• **SET EXERCISE**:
From the listing below, extract every line containing "JSON".

• **INPUT FOR THIS TASK**:
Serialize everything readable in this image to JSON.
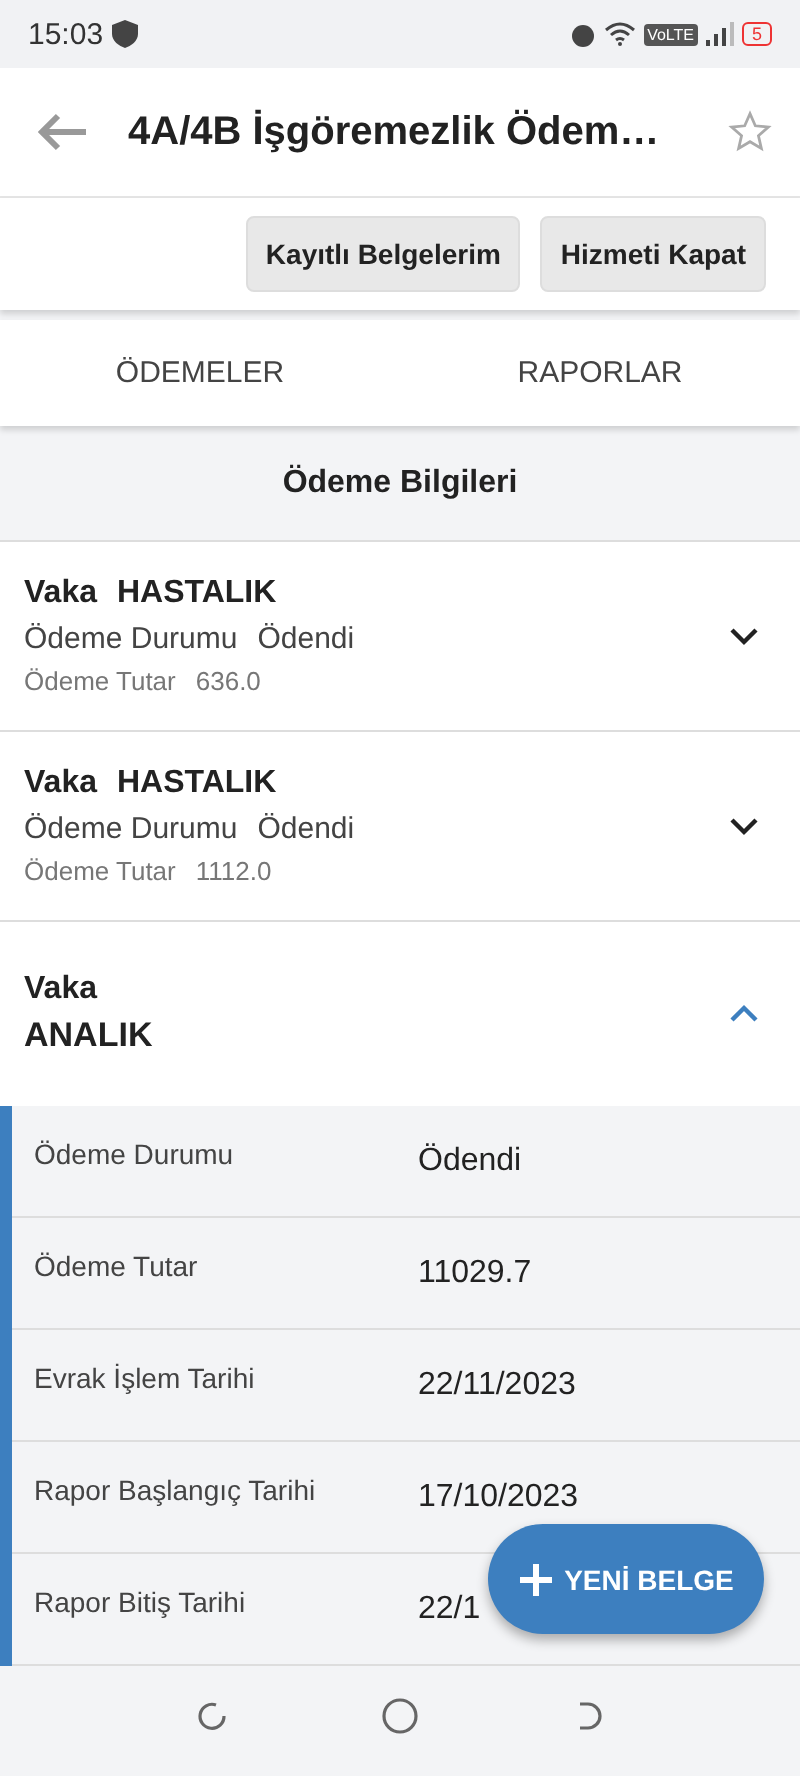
{
  "status_bar": {
    "time": "15:03",
    "network_label": "VoLTE",
    "battery": "5"
  },
  "app_bar": {
    "title": "4A/4B İşgöremezlik Ödem…"
  },
  "actions": [
    "Kayıtlı Belgelerim",
    "Hizmeti Kapat"
  ],
  "tabs": [
    {
      "label": "ÖDEMELER"
    },
    {
      "label": "RAPORLAR"
    }
  ],
  "section_title": "Ödeme Bilgileri",
  "payments": [
    {
      "case_label": "Vaka",
      "case_value": "HASTALIK",
      "status_label": "Ödeme Durumu",
      "status_value": "Ödendi",
      "amount_label": "Ödeme Tutar",
      "amount_value": "636.0",
      "expanded": false
    },
    {
      "case_label": "Vaka",
      "case_value": "HASTALIK",
      "status_label": "Ödeme Durumu",
      "status_value": "Ödendi",
      "amount_label": "Ödeme Tutar",
      "amount_value": "1112.0",
      "expanded": false
    },
    {
      "case_label": "Vaka",
      "case_value": "ANALIK",
      "expanded": true,
      "details": [
        {
          "label": "Ödeme Durumu",
          "value": "Ödendi"
        },
        {
          "label": "Ödeme Tutar",
          "value": "11029.7"
        },
        {
          "label": "Evrak İşlem Tarihi",
          "value": "22/11/2023"
        },
        {
          "label": "Rapor Başlangıç Tarihi",
          "value": "17/10/2023"
        },
        {
          "label": "Rapor Bitiş Tarihi",
          "value": "22/1"
        }
      ]
    }
  ],
  "fab": {
    "label": "YENİ BELGE"
  }
}
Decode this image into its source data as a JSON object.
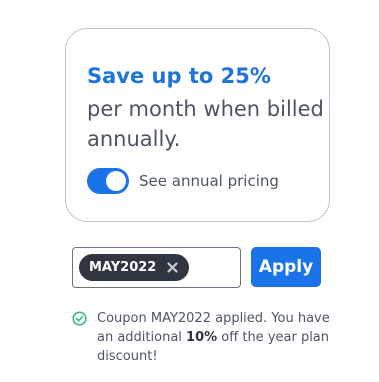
{
  "promo": {
    "headline": "Save up to 25%",
    "body": "per month when billed annually.",
    "toggle": {
      "state": "on",
      "label": "See annual pricing"
    }
  },
  "coupon": {
    "chip_code": "MAY2022",
    "apply_label": "Apply",
    "message": {
      "prefix": "Coupon MAY2022 applied. You have an additional ",
      "highlight": "10%",
      "suffix": " off the year plan discount!"
    }
  },
  "colors": {
    "accent": "#1a73e8",
    "headline": "#1f74da",
    "chip_bg": "#2f3640",
    "success": "#2eb87a"
  }
}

• **ANSWER TO THE EXERCISE**:
Serialize everything readable in this image to JSON.
Decode this image into its source data as a JSON object.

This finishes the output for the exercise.